(Records contained in a dataset)
^^^^

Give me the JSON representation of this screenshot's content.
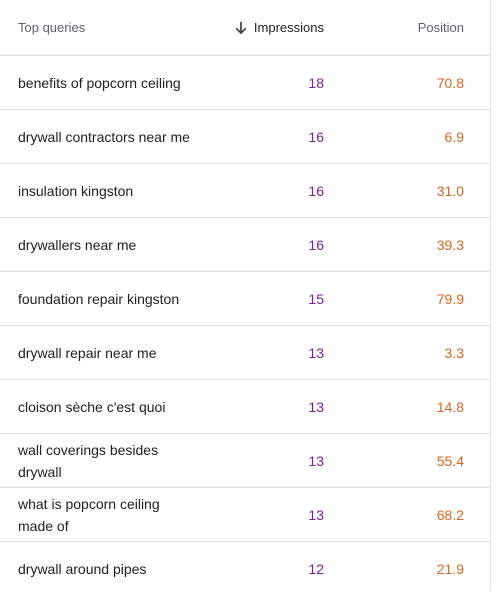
{
  "header": {
    "query_label": "Top queries",
    "impressions_label": "Impressions",
    "position_label": "Position",
    "sort_icon": "arrow-down-icon"
  },
  "rows": [
    {
      "query": "benefits of popcorn ceiling",
      "impressions": "18",
      "position": "70.8"
    },
    {
      "query": "drywall contractors near me",
      "impressions": "16",
      "position": "6.9"
    },
    {
      "query": "insulation kingston",
      "impressions": "16",
      "position": "31.0"
    },
    {
      "query": "drywallers near me",
      "impressions": "16",
      "position": "39.3"
    },
    {
      "query": "foundation repair kingston",
      "impressions": "15",
      "position": "79.9"
    },
    {
      "query": "drywall repair near me",
      "impressions": "13",
      "position": "3.3"
    },
    {
      "query": "cloison sèche c'est quoi",
      "impressions": "13",
      "position": "14.8"
    },
    {
      "query": "wall coverings besides drywall",
      "impressions": "13",
      "position": "55.4"
    },
    {
      "query": "what is popcorn ceiling made of",
      "impressions": "13",
      "position": "68.2"
    },
    {
      "query": "drywall around pipes",
      "impressions": "12",
      "position": "21.9"
    }
  ],
  "colors": {
    "impressions": "#7b1fa2",
    "position": "#d9661f",
    "text": "#202124",
    "header_text": "#5f6368",
    "divider": "#e0e0e0"
  }
}
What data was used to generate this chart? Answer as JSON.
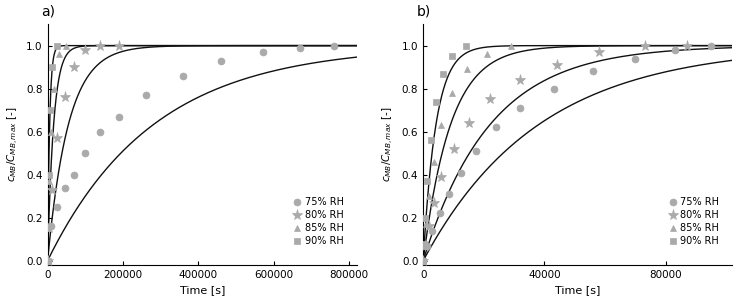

^^^^

Check every line for "ceiling" and show the ones that have it.

#### Full solution
      "query": "benefits of popcorn ceiling",
      "query": "what is popcorn ceiling made of",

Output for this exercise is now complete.